--- Start EXTRACTED ENTRIES ---
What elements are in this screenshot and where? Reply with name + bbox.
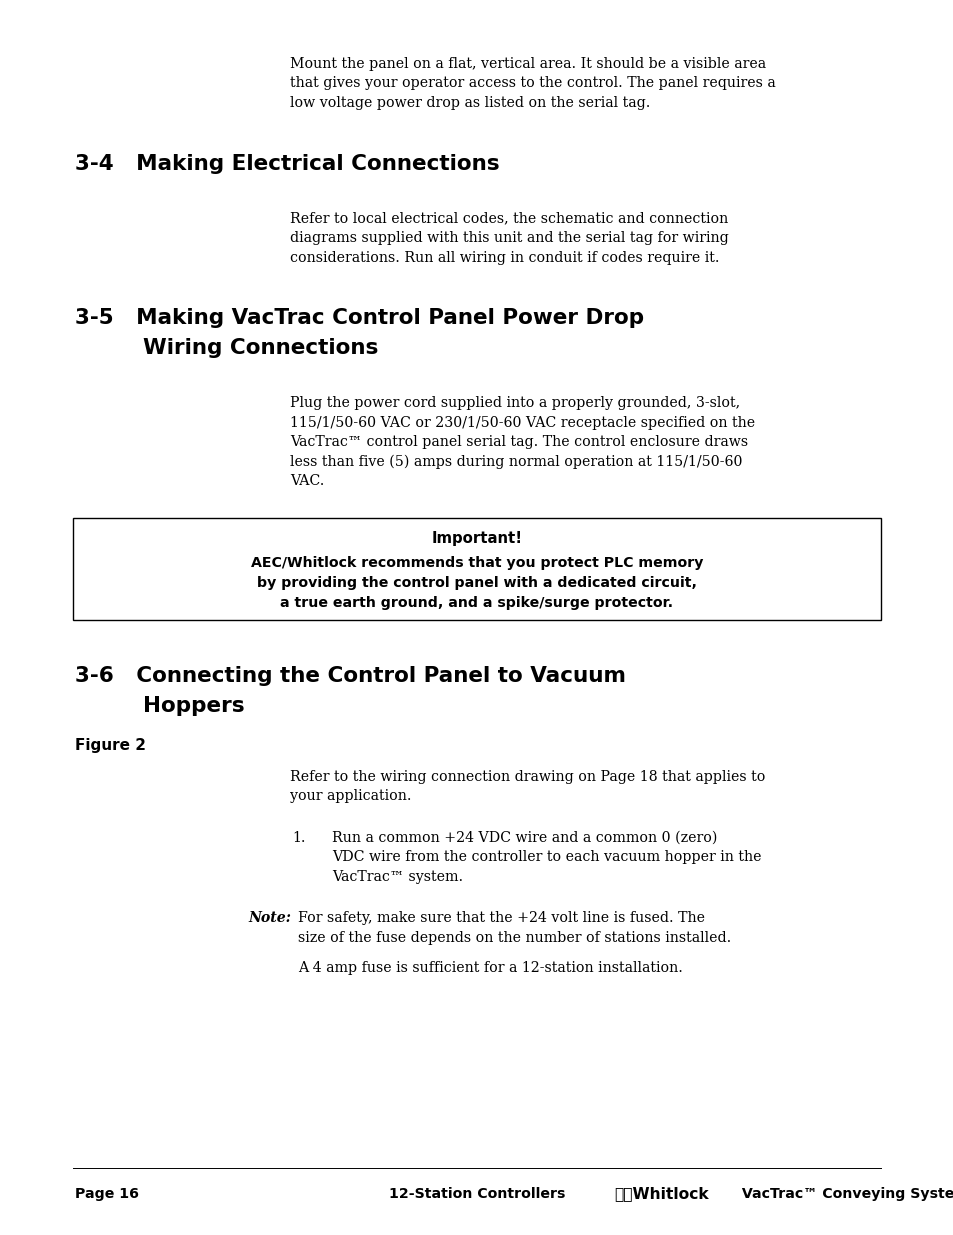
- Text: considerations. Run all wiring in conduit if codes require it.: considerations. Run all wiring in condui…: [290, 251, 719, 264]
- Text: by providing the control panel with a dedicated circuit,: by providing the control panel with a de…: [256, 576, 697, 589]
- Text: VacTrac™ control panel serial tag. The control enclosure draws: VacTrac™ control panel serial tag. The c…: [290, 435, 747, 450]
- Text: that gives your operator access to the control. The panel requires a: that gives your operator access to the c…: [290, 77, 775, 90]
- Text: Plug the power cord supplied into a properly grounded, 3-slot,: Plug the power cord supplied into a prop…: [290, 396, 740, 410]
- Text: VacTrac™ Conveying Systems: VacTrac™ Conveying Systems: [737, 1187, 953, 1200]
- Text: Note:: Note:: [248, 911, 291, 925]
- Text: VacTrac™ system.: VacTrac™ system.: [332, 869, 462, 883]
- Text: Refer to the wiring connection drawing on Page 18 that applies to: Refer to the wiring connection drawing o…: [290, 769, 764, 783]
- Text: Wiring Connections: Wiring Connections: [143, 338, 378, 358]
- Text: For safety, make sure that the +24 volt line is fused. The: For safety, make sure that the +24 volt …: [297, 911, 704, 925]
- Text: 115/1/50-60 VAC or 230/1/50-60 VAC receptacle specified on the: 115/1/50-60 VAC or 230/1/50-60 VAC recep…: [290, 415, 755, 430]
- Text: low voltage power drop as listed on the serial tag.: low voltage power drop as listed on the …: [290, 96, 650, 110]
- Text: 3-6   Connecting the Control Panel to Vacuum: 3-6 Connecting the Control Panel to Vacu…: [75, 666, 625, 685]
- Text: 12-Station Controllers: 12-Station Controllers: [389, 1187, 564, 1200]
- Text: Refer to local electrical codes, the schematic and connection: Refer to local electrical codes, the sch…: [290, 211, 727, 226]
- Text: a true earth ground, and a spike/surge protector.: a true earth ground, and a spike/surge p…: [280, 595, 673, 610]
- Text: Hoppers: Hoppers: [143, 695, 244, 715]
- Text: size of the fuse depends on the number of stations installed.: size of the fuse depends on the number o…: [297, 930, 731, 945]
- Text: 3-4   Making Electrical Connections: 3-4 Making Electrical Connections: [75, 153, 499, 173]
- Text: Important!: Important!: [431, 531, 522, 546]
- Text: Figure 2: Figure 2: [75, 737, 146, 752]
- Text: 3-5   Making VacTrac Control Panel Power Drop: 3-5 Making VacTrac Control Panel Power D…: [75, 308, 643, 329]
- Text: VAC.: VAC.: [290, 474, 324, 488]
- Text: 1.: 1.: [292, 830, 305, 845]
- Text: less than five (5) amps during normal operation at 115/1/50-60: less than five (5) amps during normal op…: [290, 454, 741, 469]
- Text: VDC wire from the controller to each vacuum hopper in the: VDC wire from the controller to each vac…: [332, 850, 760, 864]
- Text: diagrams supplied with this unit and the serial tag for wiring: diagrams supplied with this unit and the…: [290, 231, 728, 245]
- FancyBboxPatch shape: [73, 517, 880, 620]
- Text: 冂冂Whitlock: 冂冂Whitlock: [614, 1186, 708, 1200]
- Text: Mount the panel on a flat, vertical area. It should be a visible area: Mount the panel on a flat, vertical area…: [290, 57, 765, 70]
- Text: Page 16: Page 16: [75, 1187, 139, 1200]
- Text: Run a common +24 VDC wire and a common 0 (zero): Run a common +24 VDC wire and a common 0…: [332, 830, 717, 845]
- Text: A 4 amp fuse is sufficient for a 12-station installation.: A 4 amp fuse is sufficient for a 12-stat…: [297, 961, 682, 974]
- Text: AEC/Whitlock recommends that you protect PLC memory: AEC/Whitlock recommends that you protect…: [251, 556, 702, 569]
- Text: your application.: your application.: [290, 789, 411, 803]
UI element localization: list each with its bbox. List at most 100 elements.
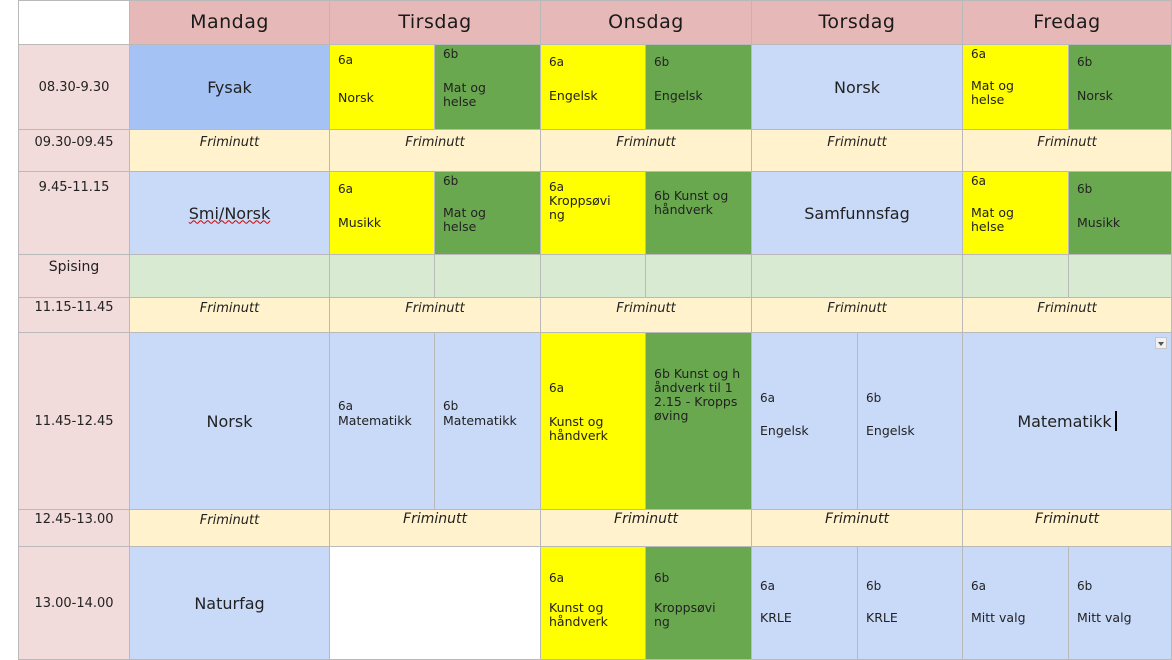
--- End EXTRACTED ENTRIES ---
DESCRIPTION OF THE TASK: Reproduce every line of the records above without any change, leaving out the pictures.

ANSWER TO THIS EXERCISE:
What elements are in this screenshot and where? Reply with name + bbox.
- Text: considerations. Run all wiring in conduit if codes require it.: considerations. Run all wiring in condui…: [290, 251, 719, 264]
- Text: by providing the control panel with a dedicated circuit,: by providing the control panel with a de…: [256, 576, 697, 589]
- Text: VacTrac™ control panel serial tag. The control enclosure draws: VacTrac™ control panel serial tag. The c…: [290, 435, 747, 450]
- Text: that gives your operator access to the control. The panel requires a: that gives your operator access to the c…: [290, 77, 775, 90]
- Text: Plug the power cord supplied into a properly grounded, 3-slot,: Plug the power cord supplied into a prop…: [290, 396, 740, 410]
- Text: VacTrac™ Conveying Systems: VacTrac™ Conveying Systems: [737, 1187, 953, 1200]
- Text: Note:: Note:: [248, 911, 291, 925]
- Text: VacTrac™ system.: VacTrac™ system.: [332, 869, 462, 883]
- Text: Refer to the wiring connection drawing on Page 18 that applies to: Refer to the wiring connection drawing o…: [290, 769, 764, 783]
- Text: Wiring Connections: Wiring Connections: [143, 338, 378, 358]
- Text: For safety, make sure that the +24 volt line is fused. The: For safety, make sure that the +24 volt …: [297, 911, 704, 925]
- Text: 115/1/50-60 VAC or 230/1/50-60 VAC receptacle specified on the: 115/1/50-60 VAC or 230/1/50-60 VAC recep…: [290, 415, 755, 430]
- Text: low voltage power drop as listed on the serial tag.: low voltage power drop as listed on the …: [290, 96, 650, 110]
- Text: 3-6   Connecting the Control Panel to Vacuum: 3-6 Connecting the Control Panel to Vacu…: [75, 666, 625, 685]
- Text: 12-Station Controllers: 12-Station Controllers: [389, 1187, 564, 1200]
- Text: Refer to local electrical codes, the schematic and connection: Refer to local electrical codes, the sch…: [290, 211, 727, 226]
- Text: a true earth ground, and a spike/surge protector.: a true earth ground, and a spike/surge p…: [280, 595, 673, 610]
- Text: Hoppers: Hoppers: [143, 695, 244, 715]
- Text: size of the fuse depends on the number of stations installed.: size of the fuse depends on the number o…: [297, 930, 731, 945]
- Text: 3-4   Making Electrical Connections: 3-4 Making Electrical Connections: [75, 153, 499, 173]
- Text: Important!: Important!: [431, 531, 522, 546]
- Text: Figure 2: Figure 2: [75, 737, 146, 752]
- Text: 3-5   Making VacTrac Control Panel Power Drop: 3-5 Making VacTrac Control Panel Power D…: [75, 308, 643, 329]
- Text: VAC.: VAC.: [290, 474, 324, 488]
- Text: 1.: 1.: [292, 830, 305, 845]
- Text: less than five (5) amps during normal operation at 115/1/50-60: less than five (5) amps during normal op…: [290, 454, 741, 469]
- Text: VDC wire from the controller to each vacuum hopper in the: VDC wire from the controller to each vac…: [332, 850, 760, 864]
- Text: diagrams supplied with this unit and the serial tag for wiring: diagrams supplied with this unit and the…: [290, 231, 728, 245]
- FancyBboxPatch shape: [73, 517, 880, 620]
- Text: 冂冂Whitlock: 冂冂Whitlock: [614, 1186, 708, 1200]
- Text: Mount the panel on a flat, vertical area. It should be a visible area: Mount the panel on a flat, vertical area…: [290, 57, 765, 70]
- Text: Page 16: Page 16: [75, 1187, 139, 1200]
- Text: Run a common +24 VDC wire and a common 0 (zero): Run a common +24 VDC wire and a common 0…: [332, 830, 717, 845]
- Text: A 4 amp fuse is sufficient for a 12-station installation.: A 4 amp fuse is sufficient for a 12-stat…: [297, 961, 682, 974]
- Text: AEC/Whitlock recommends that you protect PLC memory: AEC/Whitlock recommends that you protect…: [251, 556, 702, 569]
- Text: your application.: your application.: [290, 789, 411, 803]
UI element localization: list each with its bbox. List at most 100 elements.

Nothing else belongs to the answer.